## Short problem
Locate every line in the records below that contains the word "true", and copy each one.
===== Exercise inputs
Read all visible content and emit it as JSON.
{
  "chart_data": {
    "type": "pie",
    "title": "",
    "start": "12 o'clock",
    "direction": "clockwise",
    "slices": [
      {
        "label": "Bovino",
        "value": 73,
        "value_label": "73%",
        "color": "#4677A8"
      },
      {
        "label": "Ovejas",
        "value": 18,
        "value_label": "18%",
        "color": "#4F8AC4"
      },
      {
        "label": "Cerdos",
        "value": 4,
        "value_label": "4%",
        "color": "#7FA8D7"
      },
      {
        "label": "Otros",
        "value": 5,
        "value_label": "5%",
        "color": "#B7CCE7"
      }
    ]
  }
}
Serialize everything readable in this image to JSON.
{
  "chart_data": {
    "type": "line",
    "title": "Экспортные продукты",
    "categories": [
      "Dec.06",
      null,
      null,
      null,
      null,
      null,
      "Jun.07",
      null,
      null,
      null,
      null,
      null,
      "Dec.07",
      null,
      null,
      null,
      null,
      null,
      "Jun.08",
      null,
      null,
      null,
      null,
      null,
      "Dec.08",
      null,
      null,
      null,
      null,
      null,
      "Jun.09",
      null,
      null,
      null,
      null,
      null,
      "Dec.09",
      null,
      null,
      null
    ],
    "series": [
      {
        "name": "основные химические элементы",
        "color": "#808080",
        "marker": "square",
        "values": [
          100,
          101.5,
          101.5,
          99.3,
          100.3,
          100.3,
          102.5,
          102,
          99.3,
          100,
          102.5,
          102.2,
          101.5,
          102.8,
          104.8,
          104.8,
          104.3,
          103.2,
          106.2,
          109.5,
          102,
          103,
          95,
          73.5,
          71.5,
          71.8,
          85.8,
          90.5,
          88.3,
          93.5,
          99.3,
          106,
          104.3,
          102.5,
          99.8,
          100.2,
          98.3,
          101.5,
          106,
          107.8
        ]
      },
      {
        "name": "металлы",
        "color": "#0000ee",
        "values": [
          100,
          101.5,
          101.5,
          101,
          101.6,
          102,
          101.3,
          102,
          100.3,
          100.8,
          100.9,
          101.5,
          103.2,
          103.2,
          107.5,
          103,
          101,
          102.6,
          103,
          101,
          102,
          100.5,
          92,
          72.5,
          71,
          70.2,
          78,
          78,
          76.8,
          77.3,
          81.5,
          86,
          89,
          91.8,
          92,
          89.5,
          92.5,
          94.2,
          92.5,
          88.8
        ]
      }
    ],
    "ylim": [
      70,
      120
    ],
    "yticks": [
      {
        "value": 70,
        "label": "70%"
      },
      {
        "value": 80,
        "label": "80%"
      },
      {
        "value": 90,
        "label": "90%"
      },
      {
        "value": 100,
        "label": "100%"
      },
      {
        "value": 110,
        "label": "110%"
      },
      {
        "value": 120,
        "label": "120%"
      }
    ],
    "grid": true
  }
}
==========
===== Exercise inputs
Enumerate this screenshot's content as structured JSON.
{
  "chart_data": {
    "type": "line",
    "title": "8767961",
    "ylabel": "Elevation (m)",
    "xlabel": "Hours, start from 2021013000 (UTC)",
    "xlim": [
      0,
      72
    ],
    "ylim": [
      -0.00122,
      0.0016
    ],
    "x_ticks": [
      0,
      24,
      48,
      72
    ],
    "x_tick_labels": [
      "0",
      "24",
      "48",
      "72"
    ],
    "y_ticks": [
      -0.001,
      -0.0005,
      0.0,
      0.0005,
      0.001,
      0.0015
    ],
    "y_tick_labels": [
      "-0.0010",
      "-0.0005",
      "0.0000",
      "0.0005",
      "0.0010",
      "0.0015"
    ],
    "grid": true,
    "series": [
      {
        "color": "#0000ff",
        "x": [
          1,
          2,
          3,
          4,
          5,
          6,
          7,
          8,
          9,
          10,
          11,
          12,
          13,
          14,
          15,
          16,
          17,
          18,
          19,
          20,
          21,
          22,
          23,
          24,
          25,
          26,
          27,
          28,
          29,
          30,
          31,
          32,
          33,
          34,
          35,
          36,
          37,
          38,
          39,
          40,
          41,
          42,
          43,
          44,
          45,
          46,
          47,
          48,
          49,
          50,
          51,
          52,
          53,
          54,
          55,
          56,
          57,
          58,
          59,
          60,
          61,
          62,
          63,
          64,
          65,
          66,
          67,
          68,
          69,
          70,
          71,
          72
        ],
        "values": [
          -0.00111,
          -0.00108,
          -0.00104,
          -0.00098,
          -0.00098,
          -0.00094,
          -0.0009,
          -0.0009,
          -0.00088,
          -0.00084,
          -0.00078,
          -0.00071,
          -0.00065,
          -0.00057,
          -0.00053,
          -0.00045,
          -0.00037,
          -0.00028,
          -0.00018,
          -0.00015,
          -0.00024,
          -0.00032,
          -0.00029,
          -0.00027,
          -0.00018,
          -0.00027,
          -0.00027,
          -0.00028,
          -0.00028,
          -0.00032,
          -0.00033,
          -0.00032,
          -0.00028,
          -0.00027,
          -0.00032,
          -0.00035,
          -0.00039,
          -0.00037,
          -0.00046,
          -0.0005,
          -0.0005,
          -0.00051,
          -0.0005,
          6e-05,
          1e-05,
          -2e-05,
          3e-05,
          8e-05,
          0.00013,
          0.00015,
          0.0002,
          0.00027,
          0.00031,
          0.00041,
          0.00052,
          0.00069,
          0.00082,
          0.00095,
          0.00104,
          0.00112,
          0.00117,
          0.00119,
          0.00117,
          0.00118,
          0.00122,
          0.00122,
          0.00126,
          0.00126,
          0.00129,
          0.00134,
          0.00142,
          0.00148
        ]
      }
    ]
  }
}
==========
===== Exercise inputs
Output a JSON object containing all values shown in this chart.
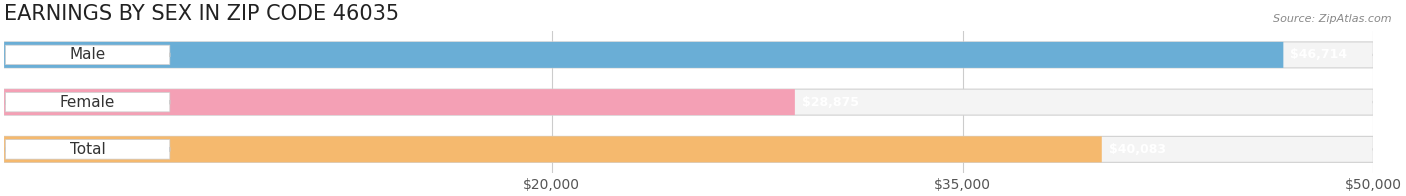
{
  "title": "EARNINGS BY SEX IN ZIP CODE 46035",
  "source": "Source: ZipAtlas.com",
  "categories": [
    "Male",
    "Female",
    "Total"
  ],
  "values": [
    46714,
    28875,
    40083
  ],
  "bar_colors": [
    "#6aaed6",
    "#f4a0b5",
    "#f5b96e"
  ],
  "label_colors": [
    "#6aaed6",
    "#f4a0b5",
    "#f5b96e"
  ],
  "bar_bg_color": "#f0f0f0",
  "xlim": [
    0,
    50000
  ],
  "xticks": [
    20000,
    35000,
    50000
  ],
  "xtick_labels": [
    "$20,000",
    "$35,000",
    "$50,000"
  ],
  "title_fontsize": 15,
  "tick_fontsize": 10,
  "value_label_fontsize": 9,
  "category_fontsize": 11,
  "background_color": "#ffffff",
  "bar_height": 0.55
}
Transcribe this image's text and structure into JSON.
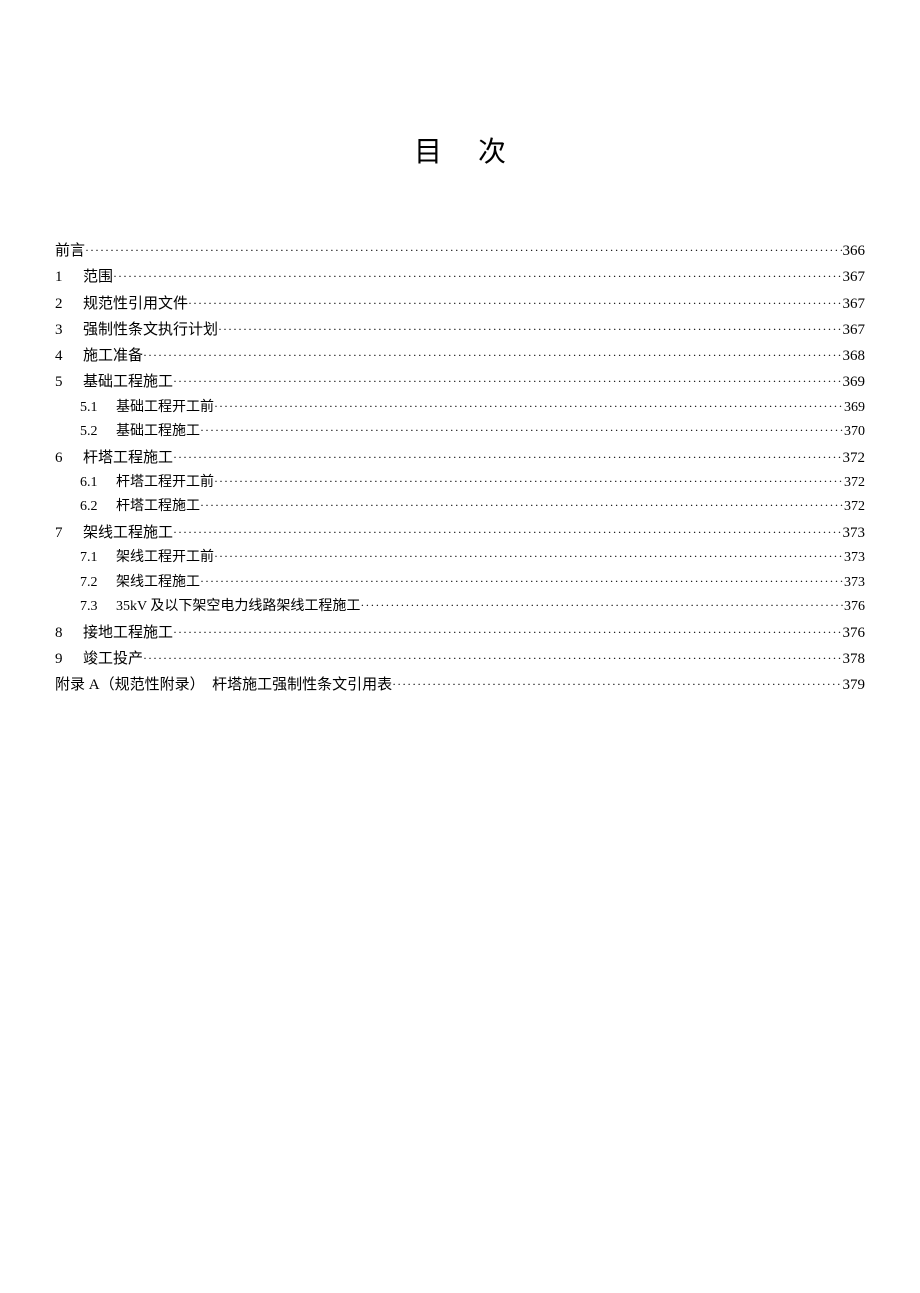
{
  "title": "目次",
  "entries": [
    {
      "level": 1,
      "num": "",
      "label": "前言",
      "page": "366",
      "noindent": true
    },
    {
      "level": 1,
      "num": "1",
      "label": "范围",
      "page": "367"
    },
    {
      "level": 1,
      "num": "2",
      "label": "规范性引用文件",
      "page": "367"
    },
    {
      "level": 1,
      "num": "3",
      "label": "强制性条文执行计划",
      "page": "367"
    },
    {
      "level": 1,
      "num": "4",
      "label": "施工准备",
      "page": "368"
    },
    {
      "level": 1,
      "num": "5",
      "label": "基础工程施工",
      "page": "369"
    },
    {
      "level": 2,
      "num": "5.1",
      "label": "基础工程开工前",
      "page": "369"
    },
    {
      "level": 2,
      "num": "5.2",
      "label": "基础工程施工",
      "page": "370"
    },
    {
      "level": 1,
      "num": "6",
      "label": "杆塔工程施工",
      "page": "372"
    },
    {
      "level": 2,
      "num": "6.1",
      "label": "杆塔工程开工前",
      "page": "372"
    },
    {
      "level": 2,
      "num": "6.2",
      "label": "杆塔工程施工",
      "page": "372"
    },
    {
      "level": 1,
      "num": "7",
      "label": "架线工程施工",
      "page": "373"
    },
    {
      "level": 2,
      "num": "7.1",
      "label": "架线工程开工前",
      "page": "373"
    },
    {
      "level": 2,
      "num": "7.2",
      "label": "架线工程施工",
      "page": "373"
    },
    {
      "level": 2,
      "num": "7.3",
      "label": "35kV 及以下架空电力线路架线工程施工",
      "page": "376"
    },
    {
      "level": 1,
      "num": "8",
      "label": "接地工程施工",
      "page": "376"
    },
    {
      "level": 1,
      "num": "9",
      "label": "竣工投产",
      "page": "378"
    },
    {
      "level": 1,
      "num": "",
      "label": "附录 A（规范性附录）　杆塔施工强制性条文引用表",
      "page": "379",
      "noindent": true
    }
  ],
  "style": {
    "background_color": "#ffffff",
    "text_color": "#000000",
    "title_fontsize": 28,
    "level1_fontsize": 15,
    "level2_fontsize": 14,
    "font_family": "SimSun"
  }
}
==========
## Correct response
    "grid": true
    "grid": true,
      "noindent": true
      "noindent": true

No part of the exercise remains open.